◆ Recorded data ◆

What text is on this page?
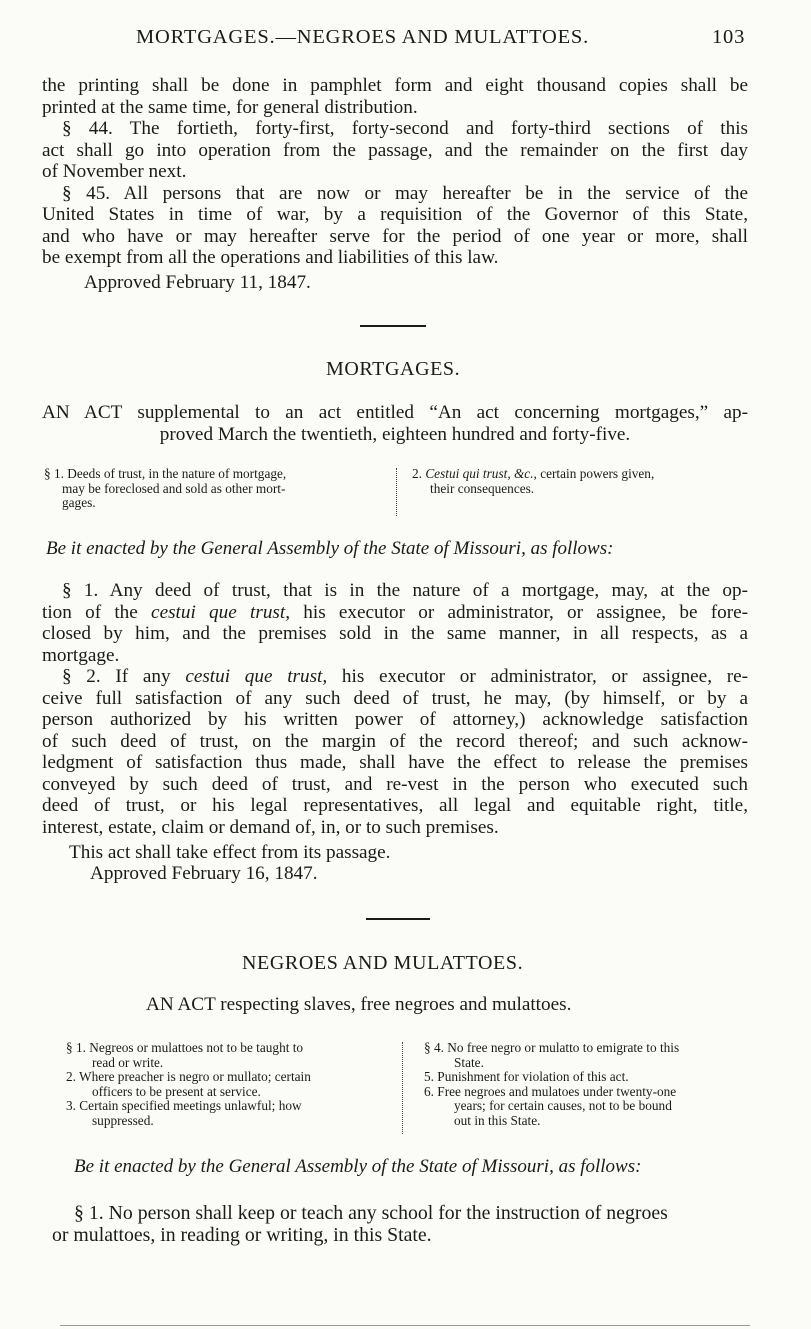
MORTGAGES.—NEGROES AND MULATTOES.	103

the printing shall be done in pamphlet form and eight thousand copies shall be

printed at the same time, for general distribution.

§ 44. The fortieth, forty-first, forty-second and forty-third sections of this

act shall go into operation from the passage, and the remainder on the first day

of November next.

§ 45. All persons that are now or may hereafter be in the service of the

United States in time of war, by a requisition of the Governor of this State,

and who have or may hereafter serve for the period of one year or more, shall

be exempt from all the operations and liabilities of this law.

Approved February 11, 1847.
MORTGAGES.

AN ACT supplemental to an act entitled “An act concerning mortgages,” ap-

proved March the twentieth, eighteen hundred and forty-five.

§ 1. Deeds of trust, in the nature of mortgage,
may be foreclosed and sold as other mort-
gages.
2. Cestui qui trust, &c., certain powers given,
their consequences.
Be it enacted by the General Assembly of the State of Missouri, as follows:

§ 1. Any deed of trust, that is in the nature of a mortgage, may, at the op-

tion of the cestui que trust, his executor or administrator, or assignee, be fore-

closed by him, and the premises sold in the same manner, in all respects, as a

mortgage.

§ 2. If any cestui que trust, his executor or administrator, or assignee, re-

ceive full satisfaction of any such deed of trust, he may, (by himself, or by a

person authorized by his written power of attorney,) acknowledge satisfaction

of such deed of trust, on the margin of the record thereof; and such acknow-

ledgment of satisfaction thus made, shall have the effect to release the premises

conveyed by such deed of trust, and re-vest in the person who executed such

deed of trust, or his legal representatives, all legal and equitable right, title,

interest, estate, claim or demand of, in, or to such premises.

This act shall take effect from its passage.
Approved February 16, 1847.
NEGROES AND MULATTOES.
AN ACT respecting slaves, free negroes and mulattoes.
§ 1. Negreos or mulattoes not to be taught to
read or write.
2. Where preacher is negro or mullato; certain
officers to be present at service.
3. Certain specified meetings unlawful; how
suppressed.
§ 4. No free negro or mulatto to emigrate to this
State.
5. Punishment for violation of this act.
6. Free negroes and mulatoes under twenty-one
years; for certain causes, not to be bound
out in this State.
Be it enacted by the General Assembly of the State of Missouri, as follows:
§ 1. No person shall keep or teach any school for the instruction of negroes
or mulattoes, in reading or writing, in this State.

◆ TO DO ◆
Your copy should repeat each entry above exactly but contain no pictures.

◆ SOLUTION FOR THIS TASK ◆
What text is on this page?
MORTGAGES.—NEGROES AND MULATTOES.	103

the printing shall be done in pamphlet form and eight thousand copies shall be

printed at the same time, for general distribution.

§ 44. The fortieth, forty-first, forty-second and forty-third sections of this

act shall go into operation from the passage, and the remainder on the first day

of November next.

§ 45. All persons that are now or may hereafter be in the service of the

United States in time of war, by a requisition of the Governor of this State,

and who have or may hereafter serve for the period of one year or more, shall

be exempt from all the operations and liabilities of this law.

Approved February 11, 1847.
MORTGAGES.

AN ACT supplemental to an act entitled “An act concerning mortgages,” ap-

proved March the twentieth, eighteen hundred and forty-five.

§ 1. Deeds of trust, in the nature of mortgage,
may be foreclosed and sold as other mort-
gages.
2. Cestui qui trust, &c., certain powers given,
their consequences.
Be it enacted by the General Assembly of the State of Missouri, as follows:

§ 1. Any deed of trust, that is in the nature of a mortgage, may, at the op-

tion of the cestui que trust, his executor or administrator, or assignee, be fore-

closed by him, and the premises sold in the same manner, in all respects, as a

mortgage.

§ 2. If any cestui que trust, his executor or administrator, or assignee, re-

ceive full satisfaction of any such deed of trust, he may, (by himself, or by a

person authorized by his written power of attorney,) acknowledge satisfaction

of such deed of trust, on the margin of the record thereof; and such acknow-

ledgment of satisfaction thus made, shall have the effect to release the premises

conveyed by such deed of trust, and re-vest in the person who executed such

deed of trust, or his legal representatives, all legal and equitable right, title,

interest, estate, claim or demand of, in, or to such premises.

This act shall take effect from its passage.
Approved February 16, 1847.
NEGROES AND MULATTOES.
AN ACT respecting slaves, free negroes and mulattoes.
§ 1. Negreos or mulattoes not to be taught to
read or write.
2. Where preacher is negro or mullato; certain
officers to be present at service.
3. Certain specified meetings unlawful; how
suppressed.
§ 4. No free negro or mulatto to emigrate to this
State.
5. Punishment for violation of this act.
6. Free negroes and mulatoes under twenty-one
years; for certain causes, not to be bound
out in this State.
Be it enacted by the General Assembly of the State of Missouri, as follows:
§ 1. No person shall keep or teach any school for the instruction of negroes
or mulattoes, in reading or writing, in this State.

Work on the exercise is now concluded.